-- Start of RECORDS PROVIDED --
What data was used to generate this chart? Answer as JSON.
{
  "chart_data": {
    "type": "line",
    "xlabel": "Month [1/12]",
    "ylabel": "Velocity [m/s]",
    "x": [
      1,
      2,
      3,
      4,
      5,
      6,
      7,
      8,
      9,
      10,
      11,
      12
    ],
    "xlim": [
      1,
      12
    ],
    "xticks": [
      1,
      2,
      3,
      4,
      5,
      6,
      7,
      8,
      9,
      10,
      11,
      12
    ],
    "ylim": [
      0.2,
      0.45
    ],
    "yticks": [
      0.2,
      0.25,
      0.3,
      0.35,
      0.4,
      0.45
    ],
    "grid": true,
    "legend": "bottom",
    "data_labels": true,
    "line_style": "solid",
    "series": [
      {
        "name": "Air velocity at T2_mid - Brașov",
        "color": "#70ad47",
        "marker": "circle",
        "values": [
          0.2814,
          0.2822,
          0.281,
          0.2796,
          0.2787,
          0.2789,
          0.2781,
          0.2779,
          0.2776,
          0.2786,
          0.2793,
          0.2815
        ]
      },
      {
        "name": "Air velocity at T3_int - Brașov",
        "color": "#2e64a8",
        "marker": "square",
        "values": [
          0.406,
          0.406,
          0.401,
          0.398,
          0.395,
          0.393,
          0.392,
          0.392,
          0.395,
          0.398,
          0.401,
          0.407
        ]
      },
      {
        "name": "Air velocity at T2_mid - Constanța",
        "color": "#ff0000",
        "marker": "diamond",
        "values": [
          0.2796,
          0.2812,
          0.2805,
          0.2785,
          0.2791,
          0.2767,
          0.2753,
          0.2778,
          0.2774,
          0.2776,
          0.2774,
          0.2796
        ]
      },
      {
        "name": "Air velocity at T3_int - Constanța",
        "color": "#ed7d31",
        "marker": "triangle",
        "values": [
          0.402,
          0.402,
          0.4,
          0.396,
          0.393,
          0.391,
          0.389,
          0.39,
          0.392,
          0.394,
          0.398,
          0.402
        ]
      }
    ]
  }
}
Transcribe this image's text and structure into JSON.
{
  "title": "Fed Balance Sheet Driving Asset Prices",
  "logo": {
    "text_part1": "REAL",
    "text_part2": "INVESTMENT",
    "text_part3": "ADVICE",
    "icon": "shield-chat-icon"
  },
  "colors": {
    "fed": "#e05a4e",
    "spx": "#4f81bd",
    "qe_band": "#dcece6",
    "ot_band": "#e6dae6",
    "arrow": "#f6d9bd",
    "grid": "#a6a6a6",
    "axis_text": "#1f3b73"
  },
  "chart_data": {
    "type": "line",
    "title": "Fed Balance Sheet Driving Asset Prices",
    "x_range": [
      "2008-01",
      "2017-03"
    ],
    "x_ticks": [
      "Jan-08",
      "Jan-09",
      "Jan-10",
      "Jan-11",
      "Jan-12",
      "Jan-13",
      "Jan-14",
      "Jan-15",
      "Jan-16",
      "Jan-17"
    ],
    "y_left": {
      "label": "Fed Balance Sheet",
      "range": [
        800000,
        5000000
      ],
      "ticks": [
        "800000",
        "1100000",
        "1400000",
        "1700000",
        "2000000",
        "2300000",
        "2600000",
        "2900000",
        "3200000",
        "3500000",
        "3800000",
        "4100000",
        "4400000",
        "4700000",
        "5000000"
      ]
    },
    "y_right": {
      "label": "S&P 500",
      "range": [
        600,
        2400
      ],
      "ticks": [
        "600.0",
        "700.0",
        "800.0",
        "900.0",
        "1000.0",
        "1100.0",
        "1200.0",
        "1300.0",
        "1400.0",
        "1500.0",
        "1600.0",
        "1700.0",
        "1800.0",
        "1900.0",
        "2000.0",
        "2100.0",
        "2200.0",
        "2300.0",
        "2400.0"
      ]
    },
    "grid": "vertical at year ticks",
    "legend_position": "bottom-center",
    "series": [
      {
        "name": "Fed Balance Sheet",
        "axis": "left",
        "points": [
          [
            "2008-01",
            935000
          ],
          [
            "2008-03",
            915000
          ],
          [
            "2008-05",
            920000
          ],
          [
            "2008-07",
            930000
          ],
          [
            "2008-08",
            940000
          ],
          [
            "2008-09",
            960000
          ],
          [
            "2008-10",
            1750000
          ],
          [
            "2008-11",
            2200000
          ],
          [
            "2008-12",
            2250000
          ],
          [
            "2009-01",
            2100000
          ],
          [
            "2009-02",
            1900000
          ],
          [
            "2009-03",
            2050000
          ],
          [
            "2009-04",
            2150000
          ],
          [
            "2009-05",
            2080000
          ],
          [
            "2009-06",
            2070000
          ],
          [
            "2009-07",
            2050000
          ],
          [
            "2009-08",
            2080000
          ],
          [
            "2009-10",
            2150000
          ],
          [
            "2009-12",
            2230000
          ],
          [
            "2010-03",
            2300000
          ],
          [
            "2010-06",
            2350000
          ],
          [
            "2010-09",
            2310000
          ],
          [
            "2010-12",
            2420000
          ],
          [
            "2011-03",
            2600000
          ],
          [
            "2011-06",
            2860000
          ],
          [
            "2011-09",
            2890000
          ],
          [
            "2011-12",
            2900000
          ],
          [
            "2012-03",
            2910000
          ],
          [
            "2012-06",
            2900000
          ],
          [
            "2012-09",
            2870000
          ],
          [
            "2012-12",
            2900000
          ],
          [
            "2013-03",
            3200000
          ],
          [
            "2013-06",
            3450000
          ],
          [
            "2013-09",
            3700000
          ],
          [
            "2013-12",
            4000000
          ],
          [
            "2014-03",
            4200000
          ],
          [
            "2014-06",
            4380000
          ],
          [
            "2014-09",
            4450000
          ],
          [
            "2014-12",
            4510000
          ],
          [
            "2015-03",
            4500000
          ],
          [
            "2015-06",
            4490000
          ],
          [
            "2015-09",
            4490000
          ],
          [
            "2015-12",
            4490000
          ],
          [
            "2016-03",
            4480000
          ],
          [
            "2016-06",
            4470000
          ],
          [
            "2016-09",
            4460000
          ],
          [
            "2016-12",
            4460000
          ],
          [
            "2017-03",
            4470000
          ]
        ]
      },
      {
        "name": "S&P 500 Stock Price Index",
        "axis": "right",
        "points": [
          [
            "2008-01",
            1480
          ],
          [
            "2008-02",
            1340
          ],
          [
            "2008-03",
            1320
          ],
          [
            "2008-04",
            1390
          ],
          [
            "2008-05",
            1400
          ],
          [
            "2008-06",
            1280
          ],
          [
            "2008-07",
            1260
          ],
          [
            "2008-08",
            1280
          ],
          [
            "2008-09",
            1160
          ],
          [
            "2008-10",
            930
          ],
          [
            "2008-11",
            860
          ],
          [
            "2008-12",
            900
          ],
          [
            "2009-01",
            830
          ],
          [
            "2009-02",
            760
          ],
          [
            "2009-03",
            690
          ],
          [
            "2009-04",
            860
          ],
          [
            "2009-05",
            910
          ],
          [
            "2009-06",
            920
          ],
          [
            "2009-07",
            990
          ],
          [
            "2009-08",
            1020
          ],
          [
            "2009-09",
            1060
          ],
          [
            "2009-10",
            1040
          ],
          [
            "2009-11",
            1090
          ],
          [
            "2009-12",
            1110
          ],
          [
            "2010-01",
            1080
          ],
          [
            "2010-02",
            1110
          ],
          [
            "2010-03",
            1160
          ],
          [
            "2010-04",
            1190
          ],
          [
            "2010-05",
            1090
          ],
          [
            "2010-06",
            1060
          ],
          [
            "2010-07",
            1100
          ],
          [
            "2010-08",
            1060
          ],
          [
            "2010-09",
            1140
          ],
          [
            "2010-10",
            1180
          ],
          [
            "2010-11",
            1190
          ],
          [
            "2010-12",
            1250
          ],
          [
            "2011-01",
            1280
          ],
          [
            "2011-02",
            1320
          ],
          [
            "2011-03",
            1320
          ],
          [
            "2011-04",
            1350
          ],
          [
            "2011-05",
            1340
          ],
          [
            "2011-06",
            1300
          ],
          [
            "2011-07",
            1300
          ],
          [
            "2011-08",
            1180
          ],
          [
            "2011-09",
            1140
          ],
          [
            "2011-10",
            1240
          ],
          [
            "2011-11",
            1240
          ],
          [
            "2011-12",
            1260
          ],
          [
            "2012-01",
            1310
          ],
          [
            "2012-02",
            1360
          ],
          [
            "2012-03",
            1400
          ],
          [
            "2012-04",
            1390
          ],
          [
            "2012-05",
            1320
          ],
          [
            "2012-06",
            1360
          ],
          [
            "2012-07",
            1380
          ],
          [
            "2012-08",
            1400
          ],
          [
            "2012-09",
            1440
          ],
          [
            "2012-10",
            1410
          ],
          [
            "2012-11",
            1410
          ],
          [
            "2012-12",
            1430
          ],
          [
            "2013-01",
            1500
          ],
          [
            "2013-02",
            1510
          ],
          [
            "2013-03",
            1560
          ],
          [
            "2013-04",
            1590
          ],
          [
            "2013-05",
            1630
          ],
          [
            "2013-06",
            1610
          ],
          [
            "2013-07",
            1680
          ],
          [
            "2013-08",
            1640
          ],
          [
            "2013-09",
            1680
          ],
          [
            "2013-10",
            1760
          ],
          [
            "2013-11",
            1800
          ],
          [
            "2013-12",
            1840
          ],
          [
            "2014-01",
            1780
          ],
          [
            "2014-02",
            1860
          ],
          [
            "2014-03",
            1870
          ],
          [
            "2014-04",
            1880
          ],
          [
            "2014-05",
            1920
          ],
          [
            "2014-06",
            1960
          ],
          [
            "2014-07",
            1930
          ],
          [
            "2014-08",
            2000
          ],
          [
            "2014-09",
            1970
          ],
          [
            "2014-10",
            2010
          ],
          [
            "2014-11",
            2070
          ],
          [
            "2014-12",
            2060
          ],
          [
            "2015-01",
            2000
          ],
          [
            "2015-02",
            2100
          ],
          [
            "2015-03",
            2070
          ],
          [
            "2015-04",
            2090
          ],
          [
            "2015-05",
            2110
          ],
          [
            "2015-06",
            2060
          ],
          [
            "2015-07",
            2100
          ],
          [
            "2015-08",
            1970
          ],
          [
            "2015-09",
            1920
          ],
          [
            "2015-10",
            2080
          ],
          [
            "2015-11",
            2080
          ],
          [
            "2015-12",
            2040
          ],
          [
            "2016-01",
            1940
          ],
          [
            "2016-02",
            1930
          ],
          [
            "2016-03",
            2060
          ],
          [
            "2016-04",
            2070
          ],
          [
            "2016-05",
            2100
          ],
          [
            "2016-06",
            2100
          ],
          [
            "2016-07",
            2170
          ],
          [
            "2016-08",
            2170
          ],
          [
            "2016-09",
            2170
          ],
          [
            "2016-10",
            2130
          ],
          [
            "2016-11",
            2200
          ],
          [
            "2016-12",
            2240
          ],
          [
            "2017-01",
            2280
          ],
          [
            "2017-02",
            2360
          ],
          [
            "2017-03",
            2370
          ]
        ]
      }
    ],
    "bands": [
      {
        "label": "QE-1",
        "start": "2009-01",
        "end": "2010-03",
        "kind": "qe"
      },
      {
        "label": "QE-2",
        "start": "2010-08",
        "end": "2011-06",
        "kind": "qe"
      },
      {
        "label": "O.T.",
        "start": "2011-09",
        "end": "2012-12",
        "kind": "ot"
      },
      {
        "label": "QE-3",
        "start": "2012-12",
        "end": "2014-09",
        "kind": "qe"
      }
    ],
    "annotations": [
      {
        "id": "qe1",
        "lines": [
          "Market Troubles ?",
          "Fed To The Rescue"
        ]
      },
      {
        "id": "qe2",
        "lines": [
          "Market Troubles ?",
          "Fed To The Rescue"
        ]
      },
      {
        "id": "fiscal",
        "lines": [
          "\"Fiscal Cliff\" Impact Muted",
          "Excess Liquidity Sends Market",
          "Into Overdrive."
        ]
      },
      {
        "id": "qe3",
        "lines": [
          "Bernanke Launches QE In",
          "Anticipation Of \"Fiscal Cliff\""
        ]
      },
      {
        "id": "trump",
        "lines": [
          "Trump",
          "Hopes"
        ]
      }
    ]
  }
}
-- End of RECORDS PROVIDED --
- **EXERCISE BRIEF**:
All lines above containing the string "this" are to be collected.

- **COMPLETE RESPONSE**:
What data was used to generate this chart? Answer as JSON.
Transcribe this image's text and structure into JSON.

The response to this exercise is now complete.